TASK TO CARRY OUT -> Every line below that mentions the word "text" should be copied out.

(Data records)

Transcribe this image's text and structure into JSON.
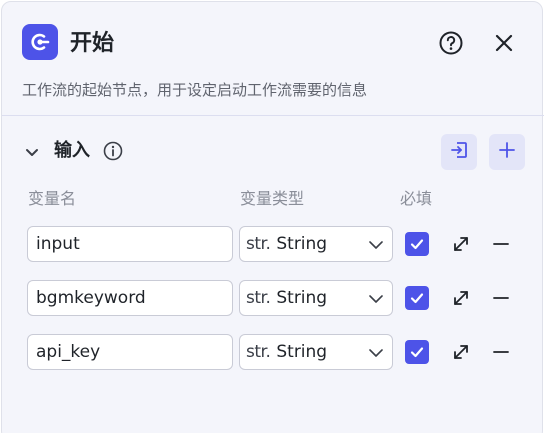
{
  "header": {
    "title": "开始",
    "description": "工作流的起始节点，用于设定启动工作流需要的信息"
  },
  "section": {
    "title": "输入"
  },
  "columns": {
    "name": "变量名",
    "type": "变量类型",
    "required": "必填"
  },
  "rows": [
    {
      "name": "input",
      "type_prefix": "str.",
      "type": "String",
      "required": true
    },
    {
      "name": "bgmkeyword",
      "type_prefix": "str.",
      "type": "String",
      "required": true
    },
    {
      "name": "api_key",
      "type_prefix": "str.",
      "type": "String",
      "required": true
    }
  ],
  "colors": {
    "accent": "#4d53e8",
    "panel_bg": "#f4f5fb",
    "button_bg": "#e3e5f8"
  },
  "icons": [
    "start-logo-icon",
    "help-icon",
    "close-icon",
    "chevron-down-icon",
    "info-icon",
    "import-icon",
    "plus-icon",
    "check-icon",
    "expand-icon",
    "minus-icon"
  ]
}
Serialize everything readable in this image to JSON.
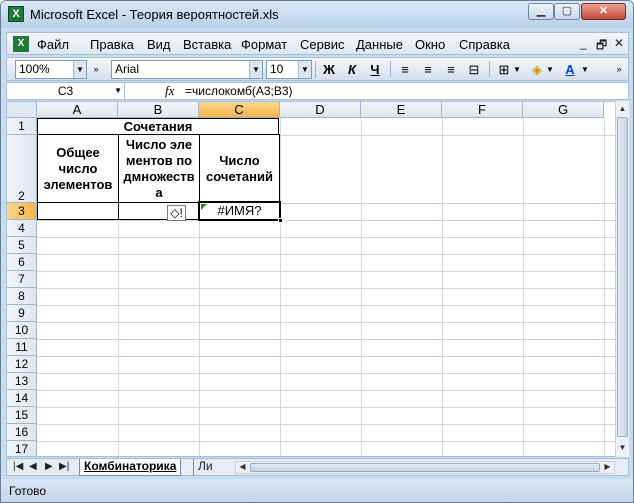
{
  "window": {
    "title": "Microsoft Excel - Теория вероятностей.xls"
  },
  "menu": [
    "Файл",
    "Правка",
    "Вид",
    "Вставка",
    "Формат",
    "Сервис",
    "Данные",
    "Окно",
    "Справка"
  ],
  "toolbar": {
    "zoom": "100%",
    "font": "Arial",
    "font_size": "10",
    "bold": "Ж",
    "italic": "К",
    "underline": "Ч"
  },
  "formula_bar": {
    "name_box": "C3",
    "fx": "fx",
    "formula": "=числокомб(A3;B3)"
  },
  "columns": [
    "A",
    "B",
    "C",
    "D",
    "E",
    "F",
    "G"
  ],
  "rows": [
    "1",
    "2",
    "3",
    "4",
    "5",
    "6",
    "7",
    "8",
    "9",
    "10",
    "11",
    "12",
    "13",
    "14",
    "15",
    "16",
    "17"
  ],
  "sheet": {
    "title": "Сочетания",
    "headers": {
      "a": "Общее число элементов",
      "b": "Число элементов подмножества",
      "c": "Число сочетаний"
    },
    "c3": "#ИМЯ?"
  },
  "tabs": {
    "active": "Комбинаторика",
    "other": "Ли"
  },
  "status": "Готово"
}
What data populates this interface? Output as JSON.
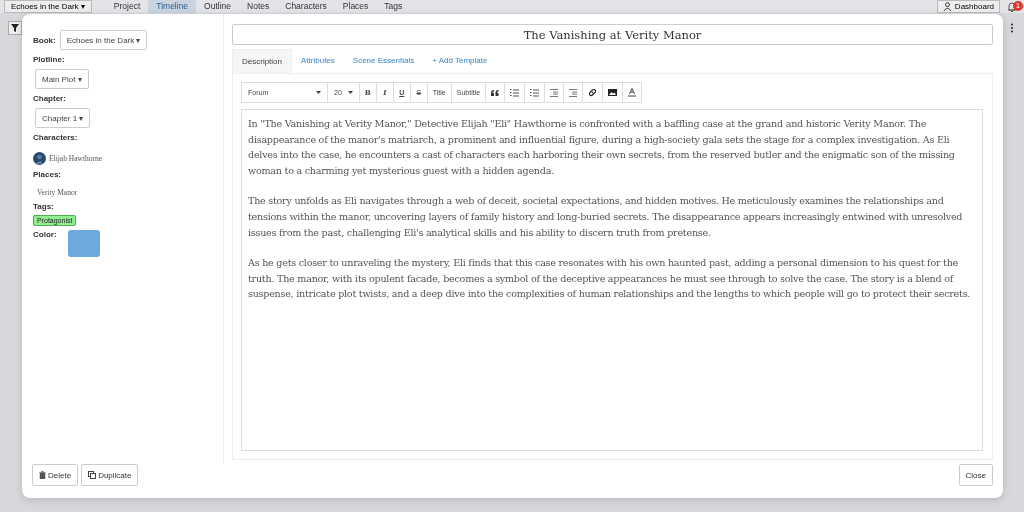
{
  "top_bar": {
    "book_menu": "Echoes in the Dark ▾",
    "nav": [
      {
        "label": "Project",
        "selected": false
      },
      {
        "label": "Timeline",
        "selected": true
      },
      {
        "label": "Outline",
        "selected": false
      },
      {
        "label": "Notes",
        "selected": false
      },
      {
        "label": "Characters",
        "selected": false
      },
      {
        "label": "Places",
        "selected": false
      },
      {
        "label": "Tags",
        "selected": false
      }
    ],
    "dashboard": "Dashboard",
    "notification_count": "1"
  },
  "sidebar": {
    "book_label": "Book:",
    "book": "Echoes in the Dark ▾",
    "plotline_label": "Plotline:",
    "plotline": "Main Plot ▾",
    "chapter_label": "Chapter:",
    "chapter": "Chapter 1 ▾",
    "characters_label": "Characters:",
    "characters": [
      "Elijah Hawthorne"
    ],
    "places_label": "Places:",
    "places": [
      "Verity Manor"
    ],
    "tags_label": "Tags:",
    "tags": [
      {
        "label": "Protagonist",
        "color": "#90ee90"
      }
    ],
    "color_label": "Color:",
    "color": "#6fa8dc"
  },
  "scene": {
    "title": "The Vanishing at Verity Manor",
    "tabs": [
      {
        "label": "Description",
        "selected": true
      },
      {
        "label": "Attributes",
        "selected": false
      },
      {
        "label": "Scene Essentials",
        "selected": false
      },
      {
        "label": "+ Add Template",
        "selected": false
      }
    ],
    "toolbar": {
      "font": "Forum",
      "size": "20",
      "buttons": [
        {
          "kind": "bold",
          "label": "B"
        },
        {
          "kind": "italic",
          "label": "I"
        },
        {
          "kind": "underline",
          "label": "U"
        },
        {
          "kind": "strike",
          "label": "S"
        },
        {
          "kind": "text",
          "label": "Title"
        },
        {
          "kind": "text",
          "label": "Subtitle"
        },
        {
          "kind": "quote"
        },
        {
          "kind": "ordered-list"
        },
        {
          "kind": "bullet-list"
        },
        {
          "kind": "outdent"
        },
        {
          "kind": "indent"
        },
        {
          "kind": "link"
        },
        {
          "kind": "image"
        },
        {
          "kind": "text-color"
        }
      ]
    },
    "paragraphs": [
      "In \"The Vanishing at Verity Manor,\" Detective Elijah \"Eli\" Hawthorne is confronted with a baffling case at the grand and historic Verity Manor. The disappearance of the manor's matriarch, a prominent and influential figure, during a high-society gala sets the stage for a complex investigation. As Eli delves into the case, he encounters a cast of characters each harboring their own secrets, from the reserved butler and the enigmatic son of the missing woman to a charming yet mysterious guest with a hidden agenda.",
      "The story unfolds as Eli navigates through a web of deceit, societal expectations, and hidden motives. He meticulously examines the relationships and tensions within the manor, uncovering layers of family history and long-buried secrets. The disappearance appears increasingly entwined with unresolved issues from the past, challenging Eli's analytical skills and his ability to discern truth from pretense.",
      "As he gets closer to unraveling the mystery, Eli finds that this case resonates with his own haunted past, adding a personal dimension to his quest for the truth. The manor, with its opulent facade, becomes a symbol of the deceptive appearances he must see through to solve the case. The story is a blend of suspense, intricate plot twists, and a deep dive into the complexities of human relationships and the lengths to which people will go to protect their secrets."
    ]
  },
  "footer": {
    "delete": "Delete",
    "duplicate": "Duplicate",
    "close": "Close"
  }
}
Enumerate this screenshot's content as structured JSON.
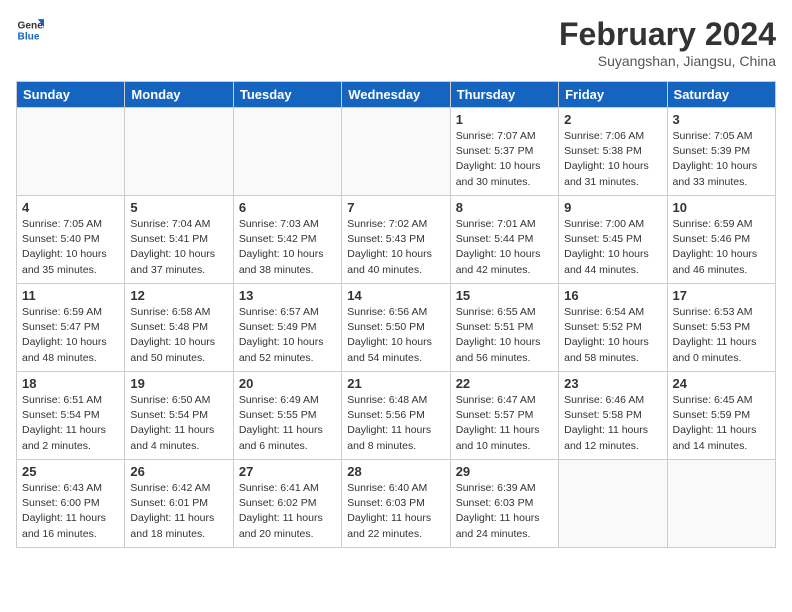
{
  "header": {
    "logo_line1": "General",
    "logo_line2": "Blue",
    "month": "February 2024",
    "location": "Suyangshan, Jiangsu, China"
  },
  "weekdays": [
    "Sunday",
    "Monday",
    "Tuesday",
    "Wednesday",
    "Thursday",
    "Friday",
    "Saturday"
  ],
  "weeks": [
    [
      {
        "day": "",
        "content": ""
      },
      {
        "day": "",
        "content": ""
      },
      {
        "day": "",
        "content": ""
      },
      {
        "day": "",
        "content": ""
      },
      {
        "day": "1",
        "content": "Sunrise: 7:07 AM\nSunset: 5:37 PM\nDaylight: 10 hours\nand 30 minutes."
      },
      {
        "day": "2",
        "content": "Sunrise: 7:06 AM\nSunset: 5:38 PM\nDaylight: 10 hours\nand 31 minutes."
      },
      {
        "day": "3",
        "content": "Sunrise: 7:05 AM\nSunset: 5:39 PM\nDaylight: 10 hours\nand 33 minutes."
      }
    ],
    [
      {
        "day": "4",
        "content": "Sunrise: 7:05 AM\nSunset: 5:40 PM\nDaylight: 10 hours\nand 35 minutes."
      },
      {
        "day": "5",
        "content": "Sunrise: 7:04 AM\nSunset: 5:41 PM\nDaylight: 10 hours\nand 37 minutes."
      },
      {
        "day": "6",
        "content": "Sunrise: 7:03 AM\nSunset: 5:42 PM\nDaylight: 10 hours\nand 38 minutes."
      },
      {
        "day": "7",
        "content": "Sunrise: 7:02 AM\nSunset: 5:43 PM\nDaylight: 10 hours\nand 40 minutes."
      },
      {
        "day": "8",
        "content": "Sunrise: 7:01 AM\nSunset: 5:44 PM\nDaylight: 10 hours\nand 42 minutes."
      },
      {
        "day": "9",
        "content": "Sunrise: 7:00 AM\nSunset: 5:45 PM\nDaylight: 10 hours\nand 44 minutes."
      },
      {
        "day": "10",
        "content": "Sunrise: 6:59 AM\nSunset: 5:46 PM\nDaylight: 10 hours\nand 46 minutes."
      }
    ],
    [
      {
        "day": "11",
        "content": "Sunrise: 6:59 AM\nSunset: 5:47 PM\nDaylight: 10 hours\nand 48 minutes."
      },
      {
        "day": "12",
        "content": "Sunrise: 6:58 AM\nSunset: 5:48 PM\nDaylight: 10 hours\nand 50 minutes."
      },
      {
        "day": "13",
        "content": "Sunrise: 6:57 AM\nSunset: 5:49 PM\nDaylight: 10 hours\nand 52 minutes."
      },
      {
        "day": "14",
        "content": "Sunrise: 6:56 AM\nSunset: 5:50 PM\nDaylight: 10 hours\nand 54 minutes."
      },
      {
        "day": "15",
        "content": "Sunrise: 6:55 AM\nSunset: 5:51 PM\nDaylight: 10 hours\nand 56 minutes."
      },
      {
        "day": "16",
        "content": "Sunrise: 6:54 AM\nSunset: 5:52 PM\nDaylight: 10 hours\nand 58 minutes."
      },
      {
        "day": "17",
        "content": "Sunrise: 6:53 AM\nSunset: 5:53 PM\nDaylight: 11 hours\nand 0 minutes."
      }
    ],
    [
      {
        "day": "18",
        "content": "Sunrise: 6:51 AM\nSunset: 5:54 PM\nDaylight: 11 hours\nand 2 minutes."
      },
      {
        "day": "19",
        "content": "Sunrise: 6:50 AM\nSunset: 5:54 PM\nDaylight: 11 hours\nand 4 minutes."
      },
      {
        "day": "20",
        "content": "Sunrise: 6:49 AM\nSunset: 5:55 PM\nDaylight: 11 hours\nand 6 minutes."
      },
      {
        "day": "21",
        "content": "Sunrise: 6:48 AM\nSunset: 5:56 PM\nDaylight: 11 hours\nand 8 minutes."
      },
      {
        "day": "22",
        "content": "Sunrise: 6:47 AM\nSunset: 5:57 PM\nDaylight: 11 hours\nand 10 minutes."
      },
      {
        "day": "23",
        "content": "Sunrise: 6:46 AM\nSunset: 5:58 PM\nDaylight: 11 hours\nand 12 minutes."
      },
      {
        "day": "24",
        "content": "Sunrise: 6:45 AM\nSunset: 5:59 PM\nDaylight: 11 hours\nand 14 minutes."
      }
    ],
    [
      {
        "day": "25",
        "content": "Sunrise: 6:43 AM\nSunset: 6:00 PM\nDaylight: 11 hours\nand 16 minutes."
      },
      {
        "day": "26",
        "content": "Sunrise: 6:42 AM\nSunset: 6:01 PM\nDaylight: 11 hours\nand 18 minutes."
      },
      {
        "day": "27",
        "content": "Sunrise: 6:41 AM\nSunset: 6:02 PM\nDaylight: 11 hours\nand 20 minutes."
      },
      {
        "day": "28",
        "content": "Sunrise: 6:40 AM\nSunset: 6:03 PM\nDaylight: 11 hours\nand 22 minutes."
      },
      {
        "day": "29",
        "content": "Sunrise: 6:39 AM\nSunset: 6:03 PM\nDaylight: 11 hours\nand 24 minutes."
      },
      {
        "day": "",
        "content": ""
      },
      {
        "day": "",
        "content": ""
      }
    ]
  ]
}
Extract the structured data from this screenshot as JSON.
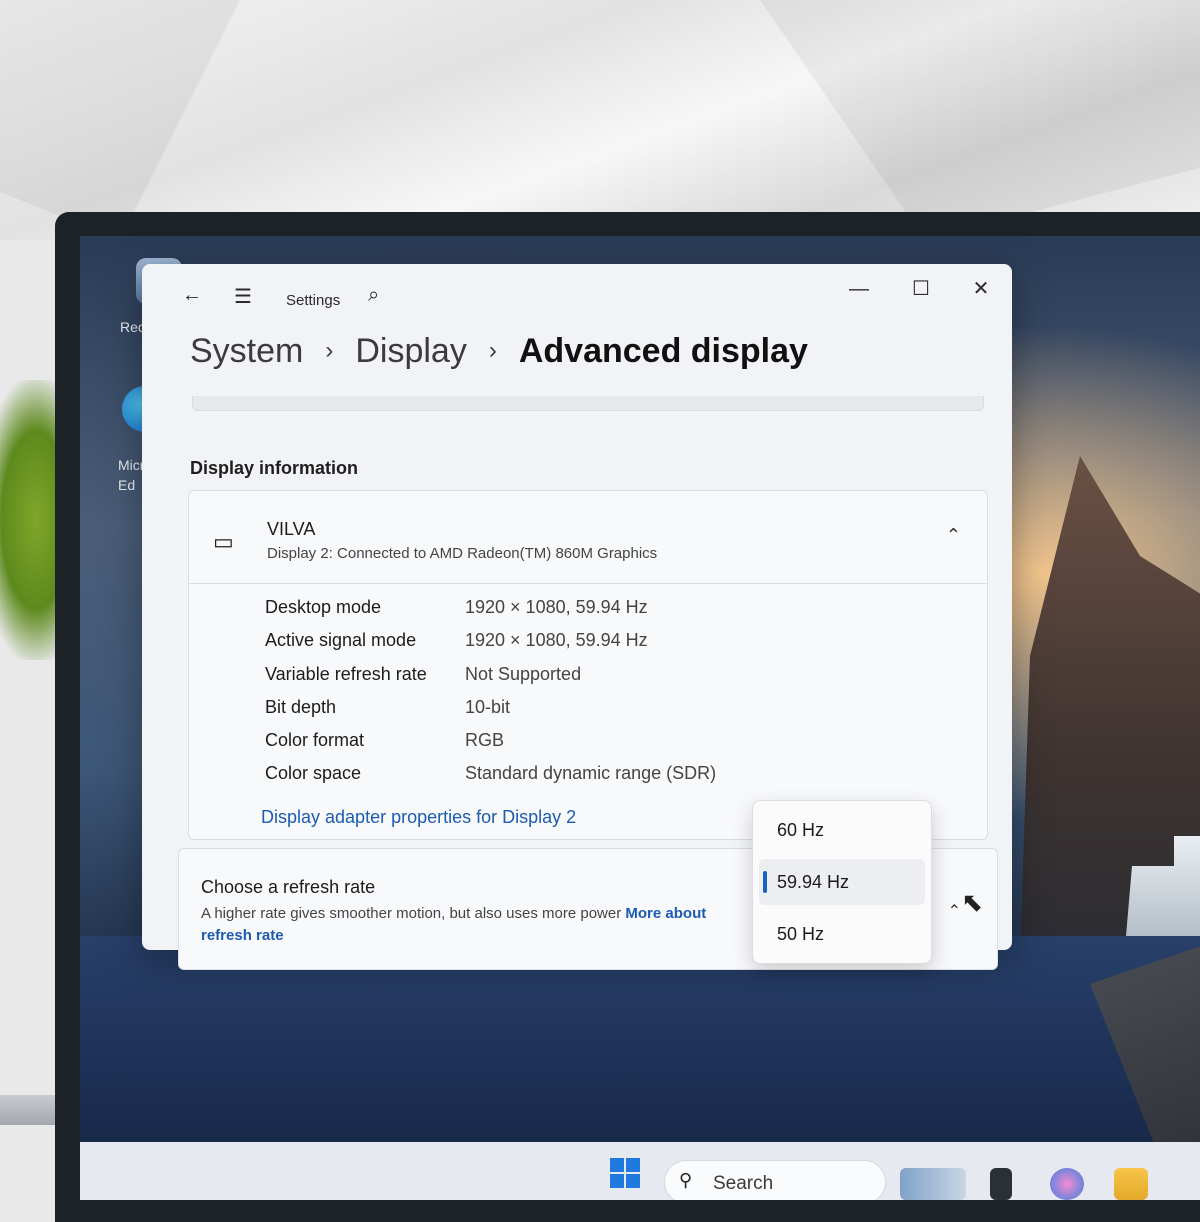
{
  "window": {
    "app_name": "Settings",
    "back_icon": "←",
    "menu_icon": "☰",
    "search_icon": "⌕",
    "minimize": "—",
    "maximize": "☐",
    "close": "✕"
  },
  "breadcrumb": {
    "items": [
      "System",
      "Display"
    ],
    "current": "Advanced display",
    "separator": "›"
  },
  "display_info": {
    "section_title": "Display information",
    "monitor_name": "VILVA",
    "monitor_subtitle": "Display 2: Connected to AMD Radeon(TM) 860M Graphics",
    "collapse_icon": "⌃",
    "rows": [
      {
        "label": "Desktop mode",
        "value": "1920 × 1080, 59.94 Hz"
      },
      {
        "label": "Active signal mode",
        "value": "1920 × 1080, 59.94 Hz"
      },
      {
        "label": "Variable refresh rate",
        "value": "Not Supported"
      },
      {
        "label": "Bit depth",
        "value": "10-bit"
      },
      {
        "label": "Color format",
        "value": "RGB"
      },
      {
        "label": "Color space",
        "value": "Standard dynamic range (SDR)"
      }
    ],
    "adapter_link": "Display adapter properties for Display 2"
  },
  "refresh_rate": {
    "title": "Choose a refresh rate",
    "description": "A higher rate gives smoother motion, but also uses more power",
    "more_link": "More about refresh rate",
    "options": [
      "60 Hz",
      "59.94 Hz",
      "50 Hz"
    ],
    "selected": "59.94 Hz",
    "chevron_icon": "⌃"
  },
  "desktop": {
    "icons": [
      "Recyc",
      "Micro\nEd"
    ]
  },
  "taskbar": {
    "search_placeholder": "Search"
  },
  "colors": {
    "accent": "#1565c0",
    "link": "#1c5bb0",
    "window_bg": "#f1f3f6"
  }
}
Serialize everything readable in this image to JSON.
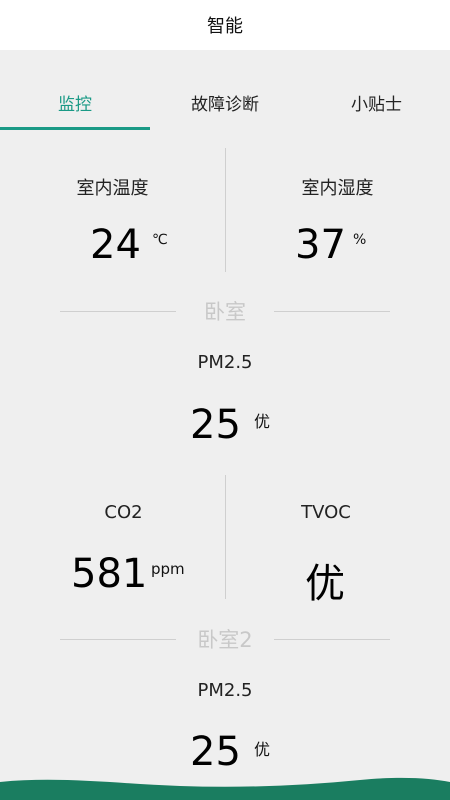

TASK OUTPUT ->
Transcribe this image's text and structure into JSON.
          "kind": "text",
          "kind": "text",
          "kind": "text-color"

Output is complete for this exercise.